PROBLEM TO SOLVE — Within the records that follow, find every line containing the string "content". Copy those lines.

(Raw records)
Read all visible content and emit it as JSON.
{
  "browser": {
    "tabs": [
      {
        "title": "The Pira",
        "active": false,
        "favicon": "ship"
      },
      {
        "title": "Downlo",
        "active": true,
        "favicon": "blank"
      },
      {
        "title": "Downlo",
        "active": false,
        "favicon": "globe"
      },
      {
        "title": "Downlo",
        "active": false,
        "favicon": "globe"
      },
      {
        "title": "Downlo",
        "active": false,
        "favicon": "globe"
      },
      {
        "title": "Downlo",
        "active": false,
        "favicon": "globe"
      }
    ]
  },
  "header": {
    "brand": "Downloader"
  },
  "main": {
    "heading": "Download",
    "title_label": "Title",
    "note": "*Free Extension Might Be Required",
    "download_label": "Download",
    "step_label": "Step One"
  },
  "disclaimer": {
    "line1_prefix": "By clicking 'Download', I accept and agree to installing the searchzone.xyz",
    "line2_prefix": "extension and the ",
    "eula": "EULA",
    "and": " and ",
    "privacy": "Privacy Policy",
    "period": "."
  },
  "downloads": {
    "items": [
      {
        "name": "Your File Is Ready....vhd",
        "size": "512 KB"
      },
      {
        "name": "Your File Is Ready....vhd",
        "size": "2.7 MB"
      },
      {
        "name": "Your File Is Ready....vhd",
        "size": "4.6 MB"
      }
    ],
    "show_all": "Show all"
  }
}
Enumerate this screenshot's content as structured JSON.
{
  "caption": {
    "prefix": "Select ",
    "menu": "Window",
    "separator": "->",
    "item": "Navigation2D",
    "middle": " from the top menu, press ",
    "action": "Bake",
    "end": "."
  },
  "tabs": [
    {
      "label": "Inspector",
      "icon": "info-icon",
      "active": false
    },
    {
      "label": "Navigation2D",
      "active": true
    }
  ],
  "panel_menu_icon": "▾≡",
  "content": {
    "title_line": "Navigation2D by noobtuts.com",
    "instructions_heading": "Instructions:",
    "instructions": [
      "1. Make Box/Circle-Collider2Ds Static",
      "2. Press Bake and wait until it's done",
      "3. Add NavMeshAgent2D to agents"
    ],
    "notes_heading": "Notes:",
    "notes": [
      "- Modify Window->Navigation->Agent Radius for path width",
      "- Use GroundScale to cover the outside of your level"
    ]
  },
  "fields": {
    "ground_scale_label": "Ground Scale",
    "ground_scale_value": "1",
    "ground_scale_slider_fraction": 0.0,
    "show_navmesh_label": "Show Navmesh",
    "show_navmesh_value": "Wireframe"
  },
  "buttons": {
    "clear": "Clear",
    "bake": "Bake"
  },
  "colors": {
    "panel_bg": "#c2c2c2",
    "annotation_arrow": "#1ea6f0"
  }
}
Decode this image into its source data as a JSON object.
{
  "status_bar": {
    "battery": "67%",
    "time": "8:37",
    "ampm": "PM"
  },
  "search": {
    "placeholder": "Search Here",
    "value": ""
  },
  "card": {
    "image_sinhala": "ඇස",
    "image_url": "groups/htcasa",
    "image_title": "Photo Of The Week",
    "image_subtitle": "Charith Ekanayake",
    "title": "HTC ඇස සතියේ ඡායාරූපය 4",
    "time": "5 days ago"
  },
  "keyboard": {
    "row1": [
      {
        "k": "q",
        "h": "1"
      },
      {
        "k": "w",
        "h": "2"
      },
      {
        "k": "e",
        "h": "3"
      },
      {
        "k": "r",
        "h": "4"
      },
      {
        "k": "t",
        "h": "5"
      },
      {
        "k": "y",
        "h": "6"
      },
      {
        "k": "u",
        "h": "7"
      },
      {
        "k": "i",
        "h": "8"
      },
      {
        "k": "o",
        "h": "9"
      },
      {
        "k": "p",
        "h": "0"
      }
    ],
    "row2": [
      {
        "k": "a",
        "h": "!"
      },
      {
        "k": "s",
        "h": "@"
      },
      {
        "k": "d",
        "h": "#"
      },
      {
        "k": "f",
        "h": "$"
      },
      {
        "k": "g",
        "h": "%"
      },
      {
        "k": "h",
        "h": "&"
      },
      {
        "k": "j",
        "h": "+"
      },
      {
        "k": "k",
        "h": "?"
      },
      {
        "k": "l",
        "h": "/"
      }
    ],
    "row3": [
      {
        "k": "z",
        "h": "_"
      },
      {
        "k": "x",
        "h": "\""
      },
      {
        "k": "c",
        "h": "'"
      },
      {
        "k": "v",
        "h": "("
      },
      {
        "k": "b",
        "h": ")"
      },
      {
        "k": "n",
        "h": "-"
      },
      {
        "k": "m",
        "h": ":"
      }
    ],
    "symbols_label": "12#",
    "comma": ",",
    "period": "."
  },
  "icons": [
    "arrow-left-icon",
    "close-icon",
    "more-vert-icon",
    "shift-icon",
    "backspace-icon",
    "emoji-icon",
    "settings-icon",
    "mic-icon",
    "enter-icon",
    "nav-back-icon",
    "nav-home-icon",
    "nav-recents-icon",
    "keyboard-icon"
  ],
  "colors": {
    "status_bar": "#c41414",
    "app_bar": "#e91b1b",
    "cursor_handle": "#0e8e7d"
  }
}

RESULT —
Read all visible content and emit it as JSON.
Enumerate this screenshot's content as structured JSON.
  "content": {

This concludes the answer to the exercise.